▸ **To do**: Write every line out verbatim and omit the pictures.

=== Given data ===

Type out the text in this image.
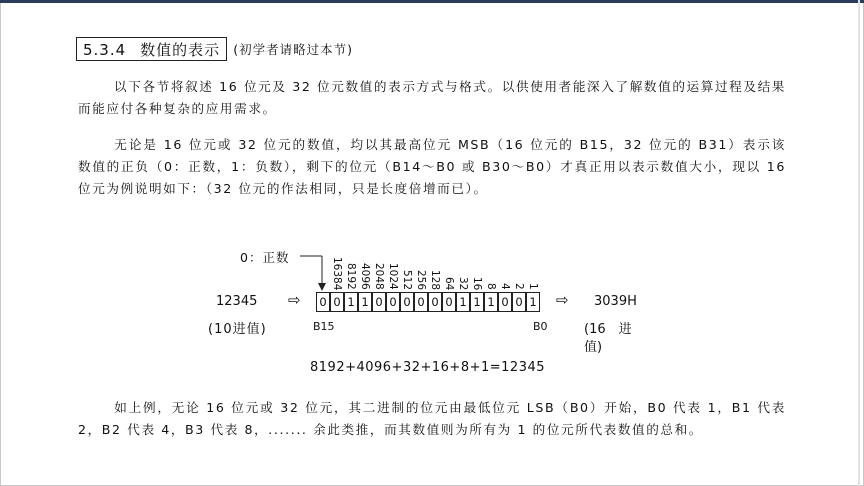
5.3.4 数值的表示	(初学者请略过本节)

以下各节将叙述 16 位元及 32 位元数值的表示方式与格式。以供使用者能深入了解数值的运算过程及结果而能应付各种复杂的应用需求。

无论是 16 位元或 32 位元的数值，均以其最高位元 MSB（16 位元的 B15，32 位元的 B31）表示该数值的正负（0：正数，1：负数），剩下的位元（B14～B0 或 B30～B0）才真正用以表示数值大小，现以 16 位元为例说明如下：（32 位元的作法相同，只是长度倍增而已）。

0：正数	16384 8192 4096 2048 1024 512 256 128 64 32 16 8 4 2 1
12345 ⇨ 0 0 1 1 0 0 0 0 0 0 1 1 1 0 0 1 ⇨ 3039H
(10进值)	B15	B0	(16　进
值)
8192+4096+32+16+8+1=12345

如上例，无论 16 位元或 32 位元，其二进制的位元由最低位元 LSB（B0）开始，B0 代表 1，B1 代表 2，B2 代表 4，B3 代表 8，....... 余此类推，而其数值则为所有为 1 的位元所代表数值的总和。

===

▸ **Solution**:
Type out the text in this image.
5.3.4 数值的表示	(初学者请略过本节)

以下各节将叙述 16 位元及 32 位元数值的表示方式与格式。以供使用者能深入了解数值的运算过程及结果而能应付各种复杂的应用需求。

无论是 16 位元或 32 位元的数值，均以其最高位元 MSB（16 位元的 B15，32 位元的 B31）表示该数值的正负（0：正数，1：负数），剩下的位元（B14～B0 或 B30～B0）才真正用以表示数值大小，现以 16 位元为例说明如下：（32 位元的作法相同，只是长度倍增而已）。

0：正数	16384 8192 4096 2048 1024 512 256 128 64 32 16 8 4 2 1
12345 ⇨ 0 0 1 1 0 0 0 0 0 0 1 1 1 0 0 1 ⇨ 3039H
(10进值)	B15	B0	(16　进
值)
8192+4096+32+16+8+1=12345

如上例，无论 16 位元或 32 位元，其二进制的位元由最低位元 LSB（B0）开始，B0 代表 1，B1 代表 2，B2 代表 4，B3 代表 8，....... 余此类推，而其数值则为所有为 1 的位元所代表数值的总和。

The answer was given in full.